→ Reading passage:
- - - -

DAX40 Return to the Road

Dave Bilyk

Dave Bilyk
Supporter
Last week saw my DAX through MOT and back on the road after a 3 year absence. Now I did not build the car, I bought the finished car on the road in 2002. Since I have now spent many hours and done plenty of hard work improving the car, I feel that I should make a continuous thread instead of just posting in seperate technical threads. Not really a build thread, but a development thread.
Today I went for my first real drive since it was a really nice sunny day, I got a call from a friend who was at Knockhill circuit, he said 'listen to this', and said that what I had heard on the phone was an original. So the wife and I got in the 40 and away to knockhill, unfortunately he did a demonstration run and then left, so I didn't get the pleasure, the GT race was interesting though.
Anyway, I had a good drive, and apart from the fast idle not wanting to release, it was a perfect run, amazing how a run in one of these cars is an adrenaline soaked wet dream.
So on to the thread and what changes I have made so far.

- - - -

→ Required tasks:
• a. From the DAX40 post, output the passage starting with "Today I went" and going on through "soaked wet dream.".
• b. Translate this sentence from the DAX40 post into Spanish: "Last week saw my DAX through MOT and back on the road after a 3 year absence."
• c. According to the DAX40 post, in what year did the writer buy the finished car?

→ Records:
- - - -

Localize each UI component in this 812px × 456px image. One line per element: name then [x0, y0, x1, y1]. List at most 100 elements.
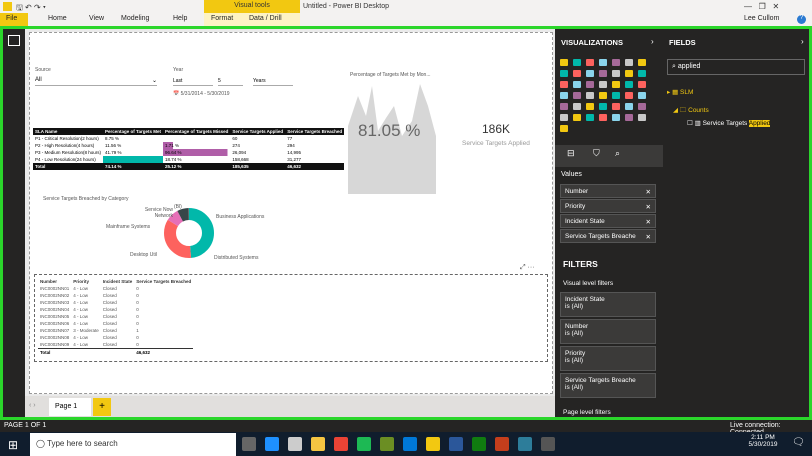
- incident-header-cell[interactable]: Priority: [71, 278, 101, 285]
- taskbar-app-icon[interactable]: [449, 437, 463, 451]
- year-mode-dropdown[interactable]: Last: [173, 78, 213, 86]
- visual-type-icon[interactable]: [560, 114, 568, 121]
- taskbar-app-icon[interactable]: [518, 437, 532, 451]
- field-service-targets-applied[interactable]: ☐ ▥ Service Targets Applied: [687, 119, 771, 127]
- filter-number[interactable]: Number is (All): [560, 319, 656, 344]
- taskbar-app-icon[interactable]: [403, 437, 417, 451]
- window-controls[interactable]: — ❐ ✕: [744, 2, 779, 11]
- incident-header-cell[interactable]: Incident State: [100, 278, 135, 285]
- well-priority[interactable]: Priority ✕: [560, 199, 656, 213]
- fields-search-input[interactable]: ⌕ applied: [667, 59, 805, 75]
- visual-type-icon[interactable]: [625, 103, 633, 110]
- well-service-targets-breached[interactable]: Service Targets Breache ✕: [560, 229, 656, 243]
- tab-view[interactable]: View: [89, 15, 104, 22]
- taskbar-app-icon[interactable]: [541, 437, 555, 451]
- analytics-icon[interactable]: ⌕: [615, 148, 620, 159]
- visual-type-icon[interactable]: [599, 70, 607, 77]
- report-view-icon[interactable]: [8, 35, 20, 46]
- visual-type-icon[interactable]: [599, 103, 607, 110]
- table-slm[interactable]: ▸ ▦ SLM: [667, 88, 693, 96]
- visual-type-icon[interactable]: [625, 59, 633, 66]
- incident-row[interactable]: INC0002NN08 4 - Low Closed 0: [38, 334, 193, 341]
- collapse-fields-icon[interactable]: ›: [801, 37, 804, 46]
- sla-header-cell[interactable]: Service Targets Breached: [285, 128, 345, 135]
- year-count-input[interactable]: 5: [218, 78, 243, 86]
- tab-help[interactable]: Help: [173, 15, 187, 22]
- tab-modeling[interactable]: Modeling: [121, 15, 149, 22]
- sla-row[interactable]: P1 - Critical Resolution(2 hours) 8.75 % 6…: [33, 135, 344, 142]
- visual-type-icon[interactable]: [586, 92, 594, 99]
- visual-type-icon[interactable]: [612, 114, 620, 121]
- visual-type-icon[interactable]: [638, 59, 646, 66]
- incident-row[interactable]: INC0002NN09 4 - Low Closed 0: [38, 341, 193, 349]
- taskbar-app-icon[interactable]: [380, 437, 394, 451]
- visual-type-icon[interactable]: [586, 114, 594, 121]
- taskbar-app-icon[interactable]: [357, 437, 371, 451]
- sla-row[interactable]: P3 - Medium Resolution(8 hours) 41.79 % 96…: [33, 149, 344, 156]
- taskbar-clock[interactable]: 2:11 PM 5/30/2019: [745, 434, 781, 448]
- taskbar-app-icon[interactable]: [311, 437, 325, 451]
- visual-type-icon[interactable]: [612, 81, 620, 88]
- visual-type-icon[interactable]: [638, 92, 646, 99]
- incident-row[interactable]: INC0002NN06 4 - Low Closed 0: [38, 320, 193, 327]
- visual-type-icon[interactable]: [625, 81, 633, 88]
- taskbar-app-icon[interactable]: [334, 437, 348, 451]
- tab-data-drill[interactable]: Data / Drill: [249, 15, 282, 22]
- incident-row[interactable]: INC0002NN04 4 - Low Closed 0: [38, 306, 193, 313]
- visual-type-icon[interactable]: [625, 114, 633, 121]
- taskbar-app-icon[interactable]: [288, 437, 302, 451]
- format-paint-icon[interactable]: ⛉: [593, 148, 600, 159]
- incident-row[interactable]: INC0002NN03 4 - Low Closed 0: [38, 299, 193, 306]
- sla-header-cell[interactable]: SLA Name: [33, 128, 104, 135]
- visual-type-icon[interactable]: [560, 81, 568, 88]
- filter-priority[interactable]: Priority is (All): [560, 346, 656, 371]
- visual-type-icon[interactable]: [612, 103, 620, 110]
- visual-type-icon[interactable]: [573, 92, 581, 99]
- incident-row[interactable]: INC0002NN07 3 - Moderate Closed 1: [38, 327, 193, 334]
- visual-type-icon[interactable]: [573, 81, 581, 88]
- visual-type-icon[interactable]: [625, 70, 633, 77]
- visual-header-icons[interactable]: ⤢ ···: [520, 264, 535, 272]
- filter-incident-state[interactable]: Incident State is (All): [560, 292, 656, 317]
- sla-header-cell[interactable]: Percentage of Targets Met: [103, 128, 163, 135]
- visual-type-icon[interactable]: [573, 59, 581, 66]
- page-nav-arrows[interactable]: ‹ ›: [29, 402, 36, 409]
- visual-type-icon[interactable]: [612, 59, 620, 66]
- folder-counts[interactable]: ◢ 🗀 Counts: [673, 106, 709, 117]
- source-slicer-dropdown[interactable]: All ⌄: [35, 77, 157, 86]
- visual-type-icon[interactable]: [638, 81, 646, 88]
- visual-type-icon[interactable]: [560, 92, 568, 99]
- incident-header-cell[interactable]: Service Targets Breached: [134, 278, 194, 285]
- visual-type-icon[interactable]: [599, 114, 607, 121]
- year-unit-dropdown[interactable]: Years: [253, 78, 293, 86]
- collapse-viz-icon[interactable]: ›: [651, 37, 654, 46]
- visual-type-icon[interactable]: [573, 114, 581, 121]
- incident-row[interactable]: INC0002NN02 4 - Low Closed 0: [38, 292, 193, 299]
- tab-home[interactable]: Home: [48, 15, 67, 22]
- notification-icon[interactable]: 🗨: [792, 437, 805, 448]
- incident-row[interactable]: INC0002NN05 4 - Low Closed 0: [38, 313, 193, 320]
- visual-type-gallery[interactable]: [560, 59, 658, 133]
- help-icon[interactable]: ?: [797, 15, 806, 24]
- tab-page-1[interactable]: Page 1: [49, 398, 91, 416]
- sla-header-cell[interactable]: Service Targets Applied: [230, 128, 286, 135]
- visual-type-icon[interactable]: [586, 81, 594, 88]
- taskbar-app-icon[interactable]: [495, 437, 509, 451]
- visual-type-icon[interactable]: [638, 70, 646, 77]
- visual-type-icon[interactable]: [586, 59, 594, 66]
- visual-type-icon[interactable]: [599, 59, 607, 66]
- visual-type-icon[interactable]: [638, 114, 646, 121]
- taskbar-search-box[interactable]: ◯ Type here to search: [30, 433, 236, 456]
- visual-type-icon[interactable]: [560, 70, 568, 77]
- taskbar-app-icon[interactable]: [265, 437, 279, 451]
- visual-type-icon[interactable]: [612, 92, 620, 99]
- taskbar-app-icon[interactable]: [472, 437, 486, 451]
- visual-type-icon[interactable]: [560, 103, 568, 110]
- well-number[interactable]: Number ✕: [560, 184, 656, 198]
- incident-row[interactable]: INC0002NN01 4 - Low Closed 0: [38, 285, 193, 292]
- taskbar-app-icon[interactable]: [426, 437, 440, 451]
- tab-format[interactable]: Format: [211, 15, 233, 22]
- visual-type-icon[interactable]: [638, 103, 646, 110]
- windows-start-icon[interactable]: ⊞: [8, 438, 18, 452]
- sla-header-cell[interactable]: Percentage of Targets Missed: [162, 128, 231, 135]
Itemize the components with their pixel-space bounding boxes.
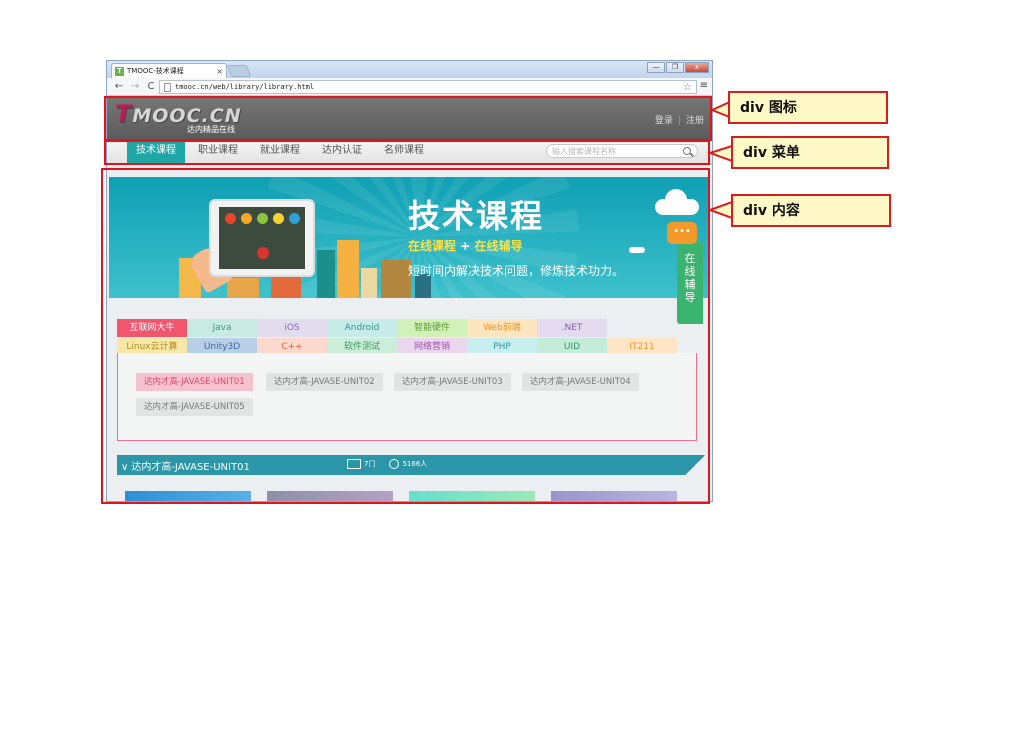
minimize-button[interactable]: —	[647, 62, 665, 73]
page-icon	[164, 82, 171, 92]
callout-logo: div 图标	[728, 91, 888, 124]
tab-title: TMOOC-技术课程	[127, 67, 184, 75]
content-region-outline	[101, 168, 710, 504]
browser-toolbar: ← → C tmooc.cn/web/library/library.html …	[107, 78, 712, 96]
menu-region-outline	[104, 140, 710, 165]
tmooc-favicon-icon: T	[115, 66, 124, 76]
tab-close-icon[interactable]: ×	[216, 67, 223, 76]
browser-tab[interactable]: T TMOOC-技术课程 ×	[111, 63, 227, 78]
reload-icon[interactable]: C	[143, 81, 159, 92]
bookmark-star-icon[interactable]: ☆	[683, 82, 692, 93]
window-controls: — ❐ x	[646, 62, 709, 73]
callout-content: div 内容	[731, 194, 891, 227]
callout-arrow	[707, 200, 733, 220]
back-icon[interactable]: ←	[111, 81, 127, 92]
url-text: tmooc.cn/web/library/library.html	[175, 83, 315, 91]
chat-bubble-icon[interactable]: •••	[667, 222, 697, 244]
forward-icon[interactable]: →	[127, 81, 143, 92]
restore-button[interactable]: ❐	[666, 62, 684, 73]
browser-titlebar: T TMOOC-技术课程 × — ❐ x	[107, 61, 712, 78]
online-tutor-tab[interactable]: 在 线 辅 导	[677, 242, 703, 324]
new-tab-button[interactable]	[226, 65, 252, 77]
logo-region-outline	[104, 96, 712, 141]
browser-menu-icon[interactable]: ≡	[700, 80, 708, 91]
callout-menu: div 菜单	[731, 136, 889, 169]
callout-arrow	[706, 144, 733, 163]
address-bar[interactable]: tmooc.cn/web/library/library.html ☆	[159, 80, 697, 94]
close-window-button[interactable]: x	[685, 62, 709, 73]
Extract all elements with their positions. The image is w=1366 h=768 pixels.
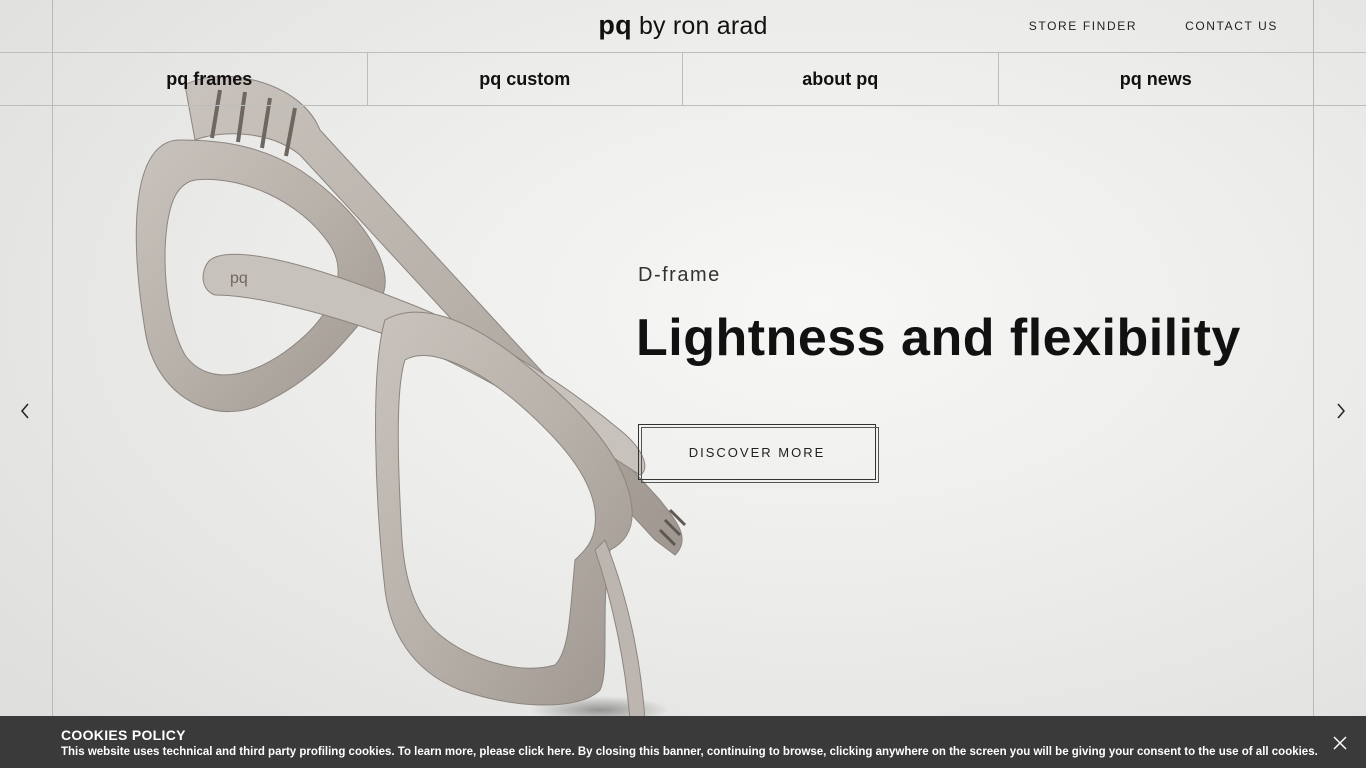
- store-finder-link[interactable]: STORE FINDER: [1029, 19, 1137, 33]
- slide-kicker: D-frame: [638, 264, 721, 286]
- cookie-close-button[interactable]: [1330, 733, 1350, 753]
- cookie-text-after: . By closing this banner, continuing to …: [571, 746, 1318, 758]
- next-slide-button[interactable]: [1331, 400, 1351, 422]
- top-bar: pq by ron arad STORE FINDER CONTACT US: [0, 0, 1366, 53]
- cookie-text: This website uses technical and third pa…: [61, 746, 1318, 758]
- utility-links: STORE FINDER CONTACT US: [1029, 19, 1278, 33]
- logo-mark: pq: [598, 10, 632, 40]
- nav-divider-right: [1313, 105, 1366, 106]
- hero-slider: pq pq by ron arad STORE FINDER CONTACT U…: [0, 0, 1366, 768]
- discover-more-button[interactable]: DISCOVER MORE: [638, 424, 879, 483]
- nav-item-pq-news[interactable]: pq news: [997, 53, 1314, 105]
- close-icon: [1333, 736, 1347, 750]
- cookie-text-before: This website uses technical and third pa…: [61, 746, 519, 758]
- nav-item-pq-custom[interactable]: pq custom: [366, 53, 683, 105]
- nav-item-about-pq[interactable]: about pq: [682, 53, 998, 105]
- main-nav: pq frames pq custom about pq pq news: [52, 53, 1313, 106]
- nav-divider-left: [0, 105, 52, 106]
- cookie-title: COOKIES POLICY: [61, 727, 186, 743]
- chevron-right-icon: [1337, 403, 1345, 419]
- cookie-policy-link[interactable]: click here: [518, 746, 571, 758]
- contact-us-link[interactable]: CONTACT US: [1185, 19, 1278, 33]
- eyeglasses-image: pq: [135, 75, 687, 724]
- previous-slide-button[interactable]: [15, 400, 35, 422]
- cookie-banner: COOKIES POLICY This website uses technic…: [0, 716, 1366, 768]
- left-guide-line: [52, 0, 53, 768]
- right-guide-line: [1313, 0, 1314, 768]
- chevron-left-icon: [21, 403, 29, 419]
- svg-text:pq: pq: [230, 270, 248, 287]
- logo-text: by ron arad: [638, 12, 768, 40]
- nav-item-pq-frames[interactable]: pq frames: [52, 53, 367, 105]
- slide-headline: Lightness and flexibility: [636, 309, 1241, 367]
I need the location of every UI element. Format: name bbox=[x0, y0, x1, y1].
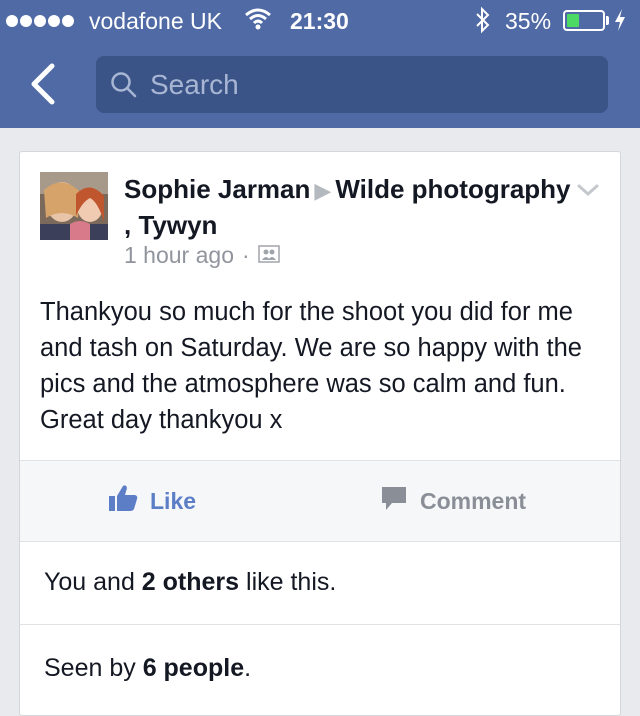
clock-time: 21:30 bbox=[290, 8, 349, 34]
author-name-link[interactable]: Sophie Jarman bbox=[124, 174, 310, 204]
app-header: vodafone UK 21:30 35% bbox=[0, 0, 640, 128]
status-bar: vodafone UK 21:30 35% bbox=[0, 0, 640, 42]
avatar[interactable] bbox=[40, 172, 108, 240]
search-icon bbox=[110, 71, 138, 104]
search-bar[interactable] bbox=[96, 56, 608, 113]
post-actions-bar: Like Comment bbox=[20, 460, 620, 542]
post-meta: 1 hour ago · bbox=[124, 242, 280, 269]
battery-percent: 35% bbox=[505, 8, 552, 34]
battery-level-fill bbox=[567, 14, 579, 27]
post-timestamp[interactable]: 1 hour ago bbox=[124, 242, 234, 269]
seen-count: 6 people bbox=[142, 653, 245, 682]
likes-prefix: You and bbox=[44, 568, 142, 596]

- - - -

→ Final results:
• a.
Today I went for my first real drive since it was a really nice sunny day, I got a call from a friend who was at Knockhill circuit, he said 'listen to this', and said that what I had heard on the phone was an original. So the wife and I got in the 40 and away to knockhill, unfortunately he did a demonstration run and then left, so I didn't get the pleasure, the GT race was interesting though.
Anyway, I had a good drive, and apart from the fast idle not wanting to release, it was a perfect run, amazing how a run in one of these cars is an adrenaline soaked wet dream.

• b. La semana pasada mi DAX pasó la MOT y volvió a la carretera tras una ausencia de 3 años.

• c. 2002